**Trecho do documento**
==*==
Era um dia como todos os outros: eu abria meu guichê pontualmente às sete horas da manhã e já tinha uma fila enorme de gente me esperando, com dúvidas, reclamações, protocolando seus interesses.
Muitas dessas pessoas vinham somente prá eu lhes preencher o carnezinho de autônomo, antes de ir ao banco pagar - nos despachantes era cobrado pelo serviço e eu fazia de graça, mesmo sem ser minha função - não me custava nada e, para a maioria dos que vinham, o dinheirinho era contado...
Eu não trabalhava mais no Serviço Social - agora eu era funcionária do Setor de Inscrição de segurados, o que significa dizer que no meu guichê vinham os autônomos, as domésticas e os desempregados, entre outros.
Tantos dramas por trás de cada rosto!
Gente que havia contribuído prá Previdência Social a vida toda e que havia sido mandado embora porque estava velho - perdiam um tempão procurando emprego e, quando não arrumavam nada, vinham até ali prá começar a contribuir por conta própria, sem patrão...
==*==
**Tarefas do exercício**
1/ Liste as categorias de segurados que, segundo o trecho, vinham ao guichê do Setor de Inscrição.
2/ Atualize o trecho de "Eu não trabalhava" até "desempregados, entre outros.", substituindo "Serviço Social" por "Setor de Arrecadação".

**Amostra dos dados**
==*==
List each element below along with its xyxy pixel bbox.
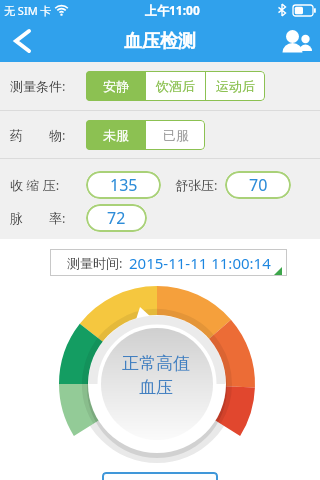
==*==
**Resultados por tarefa**
1/ autônomos, domésticas, desempregados

2/
Eu não trabalhava mais no Setor de Arrecadação - agora eu era funcionária do Setor de Inscrição de segurados, o que significa dizer que no meu guichê vinham os autônomos, as domésticas e os desempregados, entre outros.